Structured figure records
────────────────────
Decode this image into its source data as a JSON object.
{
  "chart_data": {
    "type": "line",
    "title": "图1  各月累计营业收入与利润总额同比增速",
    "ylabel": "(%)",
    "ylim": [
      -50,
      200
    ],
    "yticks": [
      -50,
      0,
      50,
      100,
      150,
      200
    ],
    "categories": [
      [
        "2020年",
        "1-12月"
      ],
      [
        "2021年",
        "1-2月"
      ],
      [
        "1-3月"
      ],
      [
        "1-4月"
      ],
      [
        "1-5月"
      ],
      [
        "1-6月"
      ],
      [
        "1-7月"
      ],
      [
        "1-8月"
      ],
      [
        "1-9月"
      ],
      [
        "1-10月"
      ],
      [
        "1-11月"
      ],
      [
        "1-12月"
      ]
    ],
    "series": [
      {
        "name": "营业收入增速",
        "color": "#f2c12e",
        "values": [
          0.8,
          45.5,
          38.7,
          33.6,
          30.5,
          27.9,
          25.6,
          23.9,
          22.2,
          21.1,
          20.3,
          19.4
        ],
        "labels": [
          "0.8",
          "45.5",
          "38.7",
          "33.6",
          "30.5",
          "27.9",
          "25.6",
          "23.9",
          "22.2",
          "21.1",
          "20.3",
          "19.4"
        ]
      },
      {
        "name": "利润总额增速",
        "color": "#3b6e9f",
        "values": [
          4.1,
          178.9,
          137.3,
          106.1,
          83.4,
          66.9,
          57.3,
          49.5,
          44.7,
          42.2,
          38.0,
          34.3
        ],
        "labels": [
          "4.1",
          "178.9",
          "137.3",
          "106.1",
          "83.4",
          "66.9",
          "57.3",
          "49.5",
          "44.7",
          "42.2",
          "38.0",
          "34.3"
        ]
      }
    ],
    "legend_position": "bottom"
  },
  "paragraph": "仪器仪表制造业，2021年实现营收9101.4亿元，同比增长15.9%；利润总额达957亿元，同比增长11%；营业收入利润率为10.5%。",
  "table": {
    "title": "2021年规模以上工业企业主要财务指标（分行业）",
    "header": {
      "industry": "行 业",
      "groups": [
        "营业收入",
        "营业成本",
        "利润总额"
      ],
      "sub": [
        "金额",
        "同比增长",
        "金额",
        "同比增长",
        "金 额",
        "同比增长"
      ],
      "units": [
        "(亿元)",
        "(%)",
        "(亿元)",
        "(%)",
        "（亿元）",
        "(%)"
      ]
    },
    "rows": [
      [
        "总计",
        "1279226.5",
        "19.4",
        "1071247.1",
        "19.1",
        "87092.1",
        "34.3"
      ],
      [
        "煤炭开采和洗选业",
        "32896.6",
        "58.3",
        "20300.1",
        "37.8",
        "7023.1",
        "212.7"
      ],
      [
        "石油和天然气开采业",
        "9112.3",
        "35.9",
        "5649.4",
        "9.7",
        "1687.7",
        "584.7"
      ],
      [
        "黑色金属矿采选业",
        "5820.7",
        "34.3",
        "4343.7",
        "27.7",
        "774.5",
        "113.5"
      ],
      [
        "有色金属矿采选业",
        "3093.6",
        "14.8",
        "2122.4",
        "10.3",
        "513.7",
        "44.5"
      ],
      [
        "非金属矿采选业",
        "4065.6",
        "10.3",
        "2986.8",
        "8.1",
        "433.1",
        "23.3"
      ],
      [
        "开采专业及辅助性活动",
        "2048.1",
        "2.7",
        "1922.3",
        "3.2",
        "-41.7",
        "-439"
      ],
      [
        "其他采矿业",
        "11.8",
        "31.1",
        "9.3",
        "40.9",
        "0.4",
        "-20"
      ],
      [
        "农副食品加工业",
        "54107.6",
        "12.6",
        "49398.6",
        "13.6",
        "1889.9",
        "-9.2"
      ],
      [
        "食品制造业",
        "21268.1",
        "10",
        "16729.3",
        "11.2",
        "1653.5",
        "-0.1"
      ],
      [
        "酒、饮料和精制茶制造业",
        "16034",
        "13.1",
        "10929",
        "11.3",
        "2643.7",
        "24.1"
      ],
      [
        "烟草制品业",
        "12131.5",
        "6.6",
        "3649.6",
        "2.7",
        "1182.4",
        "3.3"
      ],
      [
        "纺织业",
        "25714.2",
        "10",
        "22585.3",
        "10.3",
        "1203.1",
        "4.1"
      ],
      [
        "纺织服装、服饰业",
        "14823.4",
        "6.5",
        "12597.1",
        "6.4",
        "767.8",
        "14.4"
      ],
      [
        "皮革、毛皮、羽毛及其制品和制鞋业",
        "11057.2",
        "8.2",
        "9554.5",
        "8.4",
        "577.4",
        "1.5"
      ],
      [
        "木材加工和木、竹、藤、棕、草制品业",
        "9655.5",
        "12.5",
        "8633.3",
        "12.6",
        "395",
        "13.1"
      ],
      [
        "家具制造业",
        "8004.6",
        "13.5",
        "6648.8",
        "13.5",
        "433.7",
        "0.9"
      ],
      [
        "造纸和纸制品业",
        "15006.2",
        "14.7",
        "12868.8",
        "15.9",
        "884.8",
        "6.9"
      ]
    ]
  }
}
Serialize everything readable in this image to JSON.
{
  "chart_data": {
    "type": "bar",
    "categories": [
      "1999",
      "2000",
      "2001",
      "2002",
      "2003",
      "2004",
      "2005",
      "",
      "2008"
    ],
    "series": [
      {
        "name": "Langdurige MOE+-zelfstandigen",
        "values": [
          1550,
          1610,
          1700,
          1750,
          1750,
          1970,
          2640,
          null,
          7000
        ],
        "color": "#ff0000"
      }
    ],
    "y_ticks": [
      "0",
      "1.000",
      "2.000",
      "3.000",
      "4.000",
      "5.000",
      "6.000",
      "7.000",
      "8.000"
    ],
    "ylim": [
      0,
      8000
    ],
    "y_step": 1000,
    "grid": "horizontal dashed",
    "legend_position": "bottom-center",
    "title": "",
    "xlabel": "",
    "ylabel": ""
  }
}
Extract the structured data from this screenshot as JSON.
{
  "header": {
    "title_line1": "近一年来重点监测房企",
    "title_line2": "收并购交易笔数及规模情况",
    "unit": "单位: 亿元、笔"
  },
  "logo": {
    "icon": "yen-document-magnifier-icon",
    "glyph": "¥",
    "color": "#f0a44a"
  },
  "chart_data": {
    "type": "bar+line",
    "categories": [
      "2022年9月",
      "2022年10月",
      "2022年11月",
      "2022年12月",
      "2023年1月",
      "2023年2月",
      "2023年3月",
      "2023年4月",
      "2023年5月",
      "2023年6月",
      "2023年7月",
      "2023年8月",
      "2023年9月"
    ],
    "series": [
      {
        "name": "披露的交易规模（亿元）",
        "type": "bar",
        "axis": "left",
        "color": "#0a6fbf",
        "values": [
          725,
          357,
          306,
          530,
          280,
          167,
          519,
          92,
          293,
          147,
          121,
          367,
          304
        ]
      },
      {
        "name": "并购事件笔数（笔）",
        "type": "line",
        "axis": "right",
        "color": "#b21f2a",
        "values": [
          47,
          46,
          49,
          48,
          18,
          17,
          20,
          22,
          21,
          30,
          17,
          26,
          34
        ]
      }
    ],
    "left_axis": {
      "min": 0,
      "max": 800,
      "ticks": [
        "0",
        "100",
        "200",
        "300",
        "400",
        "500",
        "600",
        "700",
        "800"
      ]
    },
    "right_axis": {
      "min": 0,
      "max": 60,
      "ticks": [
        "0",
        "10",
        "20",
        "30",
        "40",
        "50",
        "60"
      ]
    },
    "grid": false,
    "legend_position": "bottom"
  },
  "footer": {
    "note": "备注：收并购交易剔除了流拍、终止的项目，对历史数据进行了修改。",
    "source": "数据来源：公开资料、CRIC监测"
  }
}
────────────────────
__Direction__: Every record above needs to be repeated word for word.

__Answer below__:
Decode this image into its source data as a JSON object.
{
  "chart_data": {
    "type": "line",
    "title": "图1  各月累计营业收入与利润总额同比增速",
    "ylabel": "(%)",
    "ylim": [
      -50,
      200
    ],
    "yticks": [
      -50,
      0,
      50,
      100,
      150,
      200
    ],
    "categories": [
      [
        "2020年",
        "1-12月"
      ],
      [
        "2021年",
        "1-2月"
      ],
      [
        "1-3月"
      ],
      [
        "1-4月"
      ],
      [
        "1-5月"
      ],
      [
        "1-6月"
      ],
      [
        "1-7月"
      ],
      [
        "1-8月"
      ],
      [
        "1-9月"
      ],
      [
        "1-10月"
      ],
      [
        "1-11月"
      ],
      [
        "1-12月"
      ]
    ],
    "series": [
      {
        "name": "营业收入增速",
        "color": "#f2c12e",
        "values": [
          0.8,
          45.5,
          38.7,
          33.6,
          30.5,
          27.9,
          25.6,
          23.9,
          22.2,
          21.1,
          20.3,
          19.4
        ],
        "labels": [
          "0.8",
          "45.5",
          "38.7",
          "33.6",
          "30.5",
          "27.9",
          "25.6",
          "23.9",
          "22.2",
          "21.1",
          "20.3",
          "19.4"
        ]
      },
      {
        "name": "利润总额增速",
        "color": "#3b6e9f",
        "values": [
          4.1,
          178.9,
          137.3,
          106.1,
          83.4,
          66.9,
          57.3,
          49.5,
          44.7,
          42.2,
          38.0,
          34.3
        ],
        "labels": [
          "4.1",
          "178.9",
          "137.3",
          "106.1",
          "83.4",
          "66.9",
          "57.3",
          "49.5",
          "44.7",
          "42.2",
          "38.0",
          "34.3"
        ]
      }
    ],
    "legend_position": "bottom"
  },
  "paragraph": "仪器仪表制造业，2021年实现营收9101.4亿元，同比增长15.9%；利润总额达957亿元，同比增长11%；营业收入利润率为10.5%。",
  "table": {
    "title": "2021年规模以上工业企业主要财务指标（分行业）",
    "header": {
      "industry": "行 业",
      "groups": [
        "营业收入",
        "营业成本",
        "利润总额"
      ],
      "sub": [
        "金额",
        "同比增长",
        "金额",
        "同比增长",
        "金 额",
        "同比增长"
      ],
      "units": [
        "(亿元)",
        "(%)",
        "(亿元)",
        "(%)",
        "（亿元）",
        "(%)"
      ]
    },
    "rows": [
      [
        "总计",
        "1279226.5",
        "19.4",
        "1071247.1",
        "19.1",
        "87092.1",
        "34.3"
      ],
      [
        "煤炭开采和洗选业",
        "32896.6",
        "58.3",
        "20300.1",
        "37.8",
        "7023.1",
        "212.7"
      ],
      [
        "石油和天然气开采业",
        "9112.3",
        "35.9",
        "5649.4",
        "9.7",
        "1687.7",
        "584.7"
      ],
      [
        "黑色金属矿采选业",
        "5820.7",
        "34.3",
        "4343.7",
        "27.7",
        "774.5",
        "113.5"
      ],
      [
        "有色金属矿采选业",
        "3093.6",
        "14.8",
        "2122.4",
        "10.3",
        "513.7",
        "44.5"
      ],
      [
        "非金属矿采选业",
        "4065.6",
        "10.3",
        "2986.8",
        "8.1",
        "433.1",
        "23.3"
      ],
      [
        "开采专业及辅助性活动",
        "2048.1",
        "2.7",
        "1922.3",
        "3.2",
        "-41.7",
        "-439"
      ],
      [
        "其他采矿业",
        "11.8",
        "31.1",
        "9.3",
        "40.9",
        "0.4",
        "-20"
      ],
      [
        "农副食品加工业",
        "54107.6",
        "12.6",
        "49398.6",
        "13.6",
        "1889.9",
        "-9.2"
      ],
      [
        "食品制造业",
        "21268.1",
        "10",
        "16729.3",
        "11.2",
        "1653.5",
        "-0.1"
      ],
      [
        "酒、饮料和精制茶制造业",
        "16034",
        "13.1",
        "10929",
        "11.3",
        "2643.7",
        "24.1"
      ],
      [
        "烟草制品业",
        "12131.5",
        "6.6",
        "3649.6",
        "2.7",
        "1182.4",
        "3.3"
      ],
      [
        "纺织业",
        "25714.2",
        "10",
        "22585.3",
        "10.3",
        "1203.1",
        "4.1"
      ],
      [
        "纺织服装、服饰业",
        "14823.4",
        "6.5",
        "12597.1",
        "6.4",
        "767.8",
        "14.4"
      ],
      [
        "皮革、毛皮、羽毛及其制品和制鞋业",
        "11057.2",
        "8.2",
        "9554.5",
        "8.4",
        "577.4",
        "1.5"
      ],
      [
        "木材加工和木、竹、藤、棕、草制品业",
        "9655.5",
        "12.5",
        "8633.3",
        "12.6",
        "395",
        "13.1"
      ],
      [
        "家具制造业",
        "8004.6",
        "13.5",
        "6648.8",
        "13.5",
        "433.7",
        "0.9"
      ],
      [
        "造纸和纸制品业",
        "15006.2",
        "14.7",
        "12868.8",
        "15.9",
        "884.8",
        "6.9"
      ]
    ]
  }
}
Serialize everything readable in this image to JSON.
{
  "chart_data": {
    "type": "bar",
    "categories": [
      "1999",
      "2000",
      "2001",
      "2002",
      "2003",
      "2004",
      "2005",
      "",
      "2008"
    ],
    "series": [
      {
        "name": "Langdurige MOE+-zelfstandigen",
        "values": [
          1550,
          1610,
          1700,
          1750,
          1750,
          1970,
          2640,
          null,
          7000
        ],
        "color": "#ff0000"
      }
    ],
    "y_ticks": [
      "0",
      "1.000",
      "2.000",
      "3.000",
      "4.000",
      "5.000",
      "6.000",
      "7.000",
      "8.000"
    ],
    "ylim": [
      0,
      8000
    ],
    "y_step": 1000,
    "grid": "horizontal dashed",
    "legend_position": "bottom-center",
    "title": "",
    "xlabel": "",
    "ylabel": ""
  }
}
Extract the structured data from this screenshot as JSON.
{
  "header": {
    "title_line1": "近一年来重点监测房企",
    "title_line2": "收并购交易笔数及规模情况",
    "unit": "单位: 亿元、笔"
  },
  "logo": {
    "icon": "yen-document-magnifier-icon",
    "glyph": "¥",
    "color": "#f0a44a"
  },
  "chart_data": {
    "type": "bar+line",
    "categories": [
      "2022年9月",
      "2022年10月",
      "2022年11月",
      "2022年12月",
      "2023年1月",
      "2023年2月",
      "2023年3月",
      "2023年4月",
      "2023年5月",
      "2023年6月",
      "2023年7月",
      "2023年8月",
      "2023年9月"
    ],
    "series": [
      {
        "name": "披露的交易规模（亿元）",
        "type": "bar",
        "axis": "left",
        "color": "#0a6fbf",
        "values": [
          725,
          357,
          306,
          530,
          280,
          167,
          519,
          92,
          293,
          147,
          121,
          367,
          304
        ]
      },
      {
        "name": "并购事件笔数（笔）",
        "type": "line",
        "axis": "right",
        "color": "#b21f2a",
        "values": [
          47,
          46,
          49,
          48,
          18,
          17,
          20,
          22,
          21,
          30,
          17,
          26,
          34
        ]
      }
    ],
    "left_axis": {
      "min": 0,
      "max": 800,
      "ticks": [
        "0",
        "100",
        "200",
        "300",
        "400",
        "500",
        "600",
        "700",
        "800"
      ]
    },
    "right_axis": {
      "min": 0,
      "max": 60,
      "ticks": [
        "0",
        "10",
        "20",
        "30",
        "40",
        "50",
        "60"
      ]
    },
    "grid": false,
    "legend_position": "bottom"
  },
  "footer": {
    "note": "备注：收并购交易剔除了流拍、终止的项目，对历史数据进行了修改。",
    "source": "数据来源：公开资料、CRIC监测"
  }
}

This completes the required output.